__Required work__. Repeat the material below exactly, line for line.

__Provided records__.
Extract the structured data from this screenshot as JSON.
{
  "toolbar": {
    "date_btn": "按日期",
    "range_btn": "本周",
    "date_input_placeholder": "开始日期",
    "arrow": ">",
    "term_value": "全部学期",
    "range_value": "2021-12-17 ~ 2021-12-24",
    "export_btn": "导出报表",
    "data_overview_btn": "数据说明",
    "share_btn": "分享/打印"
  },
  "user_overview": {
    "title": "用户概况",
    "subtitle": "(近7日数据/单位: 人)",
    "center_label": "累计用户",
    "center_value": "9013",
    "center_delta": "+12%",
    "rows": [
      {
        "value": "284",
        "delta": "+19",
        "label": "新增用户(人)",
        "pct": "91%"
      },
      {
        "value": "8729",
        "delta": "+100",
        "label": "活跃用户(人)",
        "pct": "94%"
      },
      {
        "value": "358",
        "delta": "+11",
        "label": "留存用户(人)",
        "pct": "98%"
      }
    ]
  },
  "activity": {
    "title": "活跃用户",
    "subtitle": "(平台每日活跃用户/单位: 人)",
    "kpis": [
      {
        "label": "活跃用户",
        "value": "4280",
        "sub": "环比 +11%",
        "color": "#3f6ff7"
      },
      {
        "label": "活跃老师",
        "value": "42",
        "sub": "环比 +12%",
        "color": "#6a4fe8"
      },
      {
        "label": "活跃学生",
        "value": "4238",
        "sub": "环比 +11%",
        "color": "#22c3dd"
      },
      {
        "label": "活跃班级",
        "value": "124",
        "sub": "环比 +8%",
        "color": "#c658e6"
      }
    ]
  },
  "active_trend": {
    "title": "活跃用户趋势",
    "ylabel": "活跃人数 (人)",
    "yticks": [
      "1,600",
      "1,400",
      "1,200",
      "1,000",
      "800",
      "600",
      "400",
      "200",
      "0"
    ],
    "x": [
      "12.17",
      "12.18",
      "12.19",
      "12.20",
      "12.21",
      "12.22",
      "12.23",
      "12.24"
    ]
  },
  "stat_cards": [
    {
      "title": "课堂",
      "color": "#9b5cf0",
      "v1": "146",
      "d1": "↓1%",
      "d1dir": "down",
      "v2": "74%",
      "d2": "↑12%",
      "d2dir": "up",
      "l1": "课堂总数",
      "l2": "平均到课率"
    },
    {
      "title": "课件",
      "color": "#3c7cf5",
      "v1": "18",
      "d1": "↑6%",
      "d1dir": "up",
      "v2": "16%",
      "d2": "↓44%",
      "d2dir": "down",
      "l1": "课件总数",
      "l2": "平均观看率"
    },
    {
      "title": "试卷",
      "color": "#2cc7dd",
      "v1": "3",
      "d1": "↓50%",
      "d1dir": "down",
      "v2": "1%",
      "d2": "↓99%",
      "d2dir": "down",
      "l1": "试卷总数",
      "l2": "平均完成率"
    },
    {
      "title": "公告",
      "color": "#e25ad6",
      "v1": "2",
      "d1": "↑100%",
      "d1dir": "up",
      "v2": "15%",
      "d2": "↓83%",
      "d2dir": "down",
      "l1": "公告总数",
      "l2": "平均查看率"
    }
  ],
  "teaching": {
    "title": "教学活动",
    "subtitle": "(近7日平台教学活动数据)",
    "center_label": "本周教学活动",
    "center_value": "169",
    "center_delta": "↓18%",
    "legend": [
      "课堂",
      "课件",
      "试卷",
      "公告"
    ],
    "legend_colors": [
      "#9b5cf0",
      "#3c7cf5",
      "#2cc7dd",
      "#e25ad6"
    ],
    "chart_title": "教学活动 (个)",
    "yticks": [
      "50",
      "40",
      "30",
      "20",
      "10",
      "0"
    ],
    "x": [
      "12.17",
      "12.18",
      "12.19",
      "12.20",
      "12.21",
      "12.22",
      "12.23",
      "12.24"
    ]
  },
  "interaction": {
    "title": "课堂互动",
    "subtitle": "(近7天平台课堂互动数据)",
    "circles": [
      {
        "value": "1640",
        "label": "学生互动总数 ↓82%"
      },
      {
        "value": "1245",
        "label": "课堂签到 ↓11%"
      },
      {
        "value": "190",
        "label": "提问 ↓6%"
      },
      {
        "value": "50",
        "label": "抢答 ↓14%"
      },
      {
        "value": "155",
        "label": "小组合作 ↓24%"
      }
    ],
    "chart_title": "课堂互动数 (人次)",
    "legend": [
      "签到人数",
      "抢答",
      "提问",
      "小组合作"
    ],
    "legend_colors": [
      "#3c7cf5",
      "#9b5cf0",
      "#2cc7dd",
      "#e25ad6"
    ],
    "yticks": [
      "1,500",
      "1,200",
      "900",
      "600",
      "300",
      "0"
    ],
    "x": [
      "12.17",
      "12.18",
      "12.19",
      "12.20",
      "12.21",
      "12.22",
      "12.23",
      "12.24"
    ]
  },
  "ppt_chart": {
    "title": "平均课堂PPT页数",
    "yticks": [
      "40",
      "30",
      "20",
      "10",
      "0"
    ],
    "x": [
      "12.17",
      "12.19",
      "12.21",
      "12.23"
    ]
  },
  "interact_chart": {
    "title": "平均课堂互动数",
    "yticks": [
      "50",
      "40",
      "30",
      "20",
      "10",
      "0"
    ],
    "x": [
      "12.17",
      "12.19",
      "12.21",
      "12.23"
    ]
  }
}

__Solved exercise__.
Extract the structured data from this screenshot as JSON.
{
  "toolbar": {
    "date_btn": "按日期",
    "range_btn": "本周",
    "date_input_placeholder": "开始日期",
    "arrow": ">",
    "term_value": "全部学期",
    "range_value": "2021-12-17 ~ 2021-12-24",
    "export_btn": "导出报表",
    "data_overview_btn": "数据说明",
    "share_btn": "分享/打印"
  },
  "user_overview": {
    "title": "用户概况",
    "subtitle": "(近7日数据/单位: 人)",
    "center_label": "累计用户",
    "center_value": "9013",
    "center_delta": "+12%",
    "rows": [
      {
        "value": "284",
        "delta": "+19",
        "label": "新增用户(人)",
        "pct": "91%"
      },
      {
        "value": "8729",
        "delta": "+100",
        "label": "活跃用户(人)",
        "pct": "94%"
      },
      {
        "value": "358",
        "delta": "+11",
        "label": "留存用户(人)",
        "pct": "98%"
      }
    ]
  },
  "activity": {
    "title": "活跃用户",
    "subtitle": "(平台每日活跃用户/单位: 人)",
    "kpis": [
      {
        "label": "活跃用户",
        "value": "4280",
        "sub": "环比 +11%",
        "color": "#3f6ff7"
      },
      {
        "label": "活跃老师",
        "value": "42",
        "sub": "环比 +12%",
        "color": "#6a4fe8"
      },
      {
        "label": "活跃学生",
        "value": "4238",
        "sub": "环比 +11%",
        "color": "#22c3dd"
      },
      {
        "label": "活跃班级",
        "value": "124",
        "sub": "环比 +8%",
        "color": "#c658e6"
      }
    ]
  },
  "active_trend": {
    "title": "活跃用户趋势",
    "ylabel": "活跃人数 (人)",
    "yticks": [
      "1,600",
      "1,400",
      "1,200",
      "1,000",
      "800",
      "600",
      "400",
      "200",
      "0"
    ],
    "x": [
      "12.17",
      "12.18",
      "12.19",
      "12.20",
      "12.21",
      "12.22",
      "12.23",
      "12.24"
    ]
  },
  "stat_cards": [
    {
      "title": "课堂",
      "color": "#9b5cf0",
      "v1": "146",
      "d1": "↓1%",
      "d1dir": "down",
      "v2": "74%",
      "d2": "↑12%",
      "d2dir": "up",
      "l1": "课堂总数",
      "l2": "平均到课率"
    },
    {
      "title": "课件",
      "color": "#3c7cf5",
      "v1": "18",
      "d1": "↑6%",
      "d1dir": "up",
      "v2": "16%",
      "d2": "↓44%",
      "d2dir": "down",
      "l1": "课件总数",
      "l2": "平均观看率"
    },
    {
      "title": "试卷",
      "color": "#2cc7dd",
      "v1": "3",
      "d1": "↓50%",
      "d1dir": "down",
      "v2": "1%",
      "d2": "↓99%",
      "d2dir": "down",
      "l1": "试卷总数",
      "l2": "平均完成率"
    },
    {
      "title": "公告",
      "color": "#e25ad6",
      "v1": "2",
      "d1": "↑100%",
      "d1dir": "up",
      "v2": "15%",
      "d2": "↓83%",
      "d2dir": "down",
      "l1": "公告总数",
      "l2": "平均查看率"
    }
  ],
  "teaching": {
    "title": "教学活动",
    "subtitle": "(近7日平台教学活动数据)",
    "center_label": "本周教学活动",
    "center_value": "169",
    "center_delta": "↓18%",
    "legend": [
      "课堂",
      "课件",
      "试卷",
      "公告"
    ],
    "legend_colors": [
      "#9b5cf0",
      "#3c7cf5",
      "#2cc7dd",
      "#e25ad6"
    ],
    "chart_title": "教学活动 (个)",
    "yticks": [
      "50",
      "40",
      "30",
      "20",
      "10",
      "0"
    ],
    "x": [
      "12.17",
      "12.18",
      "12.19",
      "12.20",
      "12.21",
      "12.22",
      "12.23",
      "12.24"
    ]
  },
  "interaction": {
    "title": "课堂互动",
    "subtitle": "(近7天平台课堂互动数据)",
    "circles": [
      {
        "value": "1640",
        "label": "学生互动总数 ↓82%"
      },
      {
        "value": "1245",
        "label": "课堂签到 ↓11%"
      },
      {
        "value": "190",
        "label": "提问 ↓6%"
      },
      {
        "value": "50",
        "label": "抢答 ↓14%"
      },
      {
        "value": "155",
        "label": "小组合作 ↓24%"
      }
    ],
    "chart_title": "课堂互动数 (人次)",
    "legend": [
      "签到人数",
      "抢答",
      "提问",
      "小组合作"
    ],
    "legend_colors": [
      "#3c7cf5",
      "#9b5cf0",
      "#2cc7dd",
      "#e25ad6"
    ],
    "yticks": [
      "1,500",
      "1,200",
      "900",
      "600",
      "300",
      "0"
    ],
    "x": [
      "12.17",
      "12.18",
      "12.19",
      "12.20",
      "12.21",
      "12.22",
      "12.23",
      "12.24"
    ]
  },
  "ppt_chart": {
    "title": "平均课堂PPT页数",
    "yticks": [
      "40",
      "30",
      "20",
      "10",
      "0"
    ],
    "x": [
      "12.17",
      "12.19",
      "12.21",
      "12.23"
    ]
  },
  "interact_chart": {
    "title": "平均课堂互动数",
    "yticks": [
      "50",
      "40",
      "30",
      "20",
      "10",
      "0"
    ],
    "x": [
      "12.17",
      "12.19",
      "12.21",
      "12.23"
    ]
  }
}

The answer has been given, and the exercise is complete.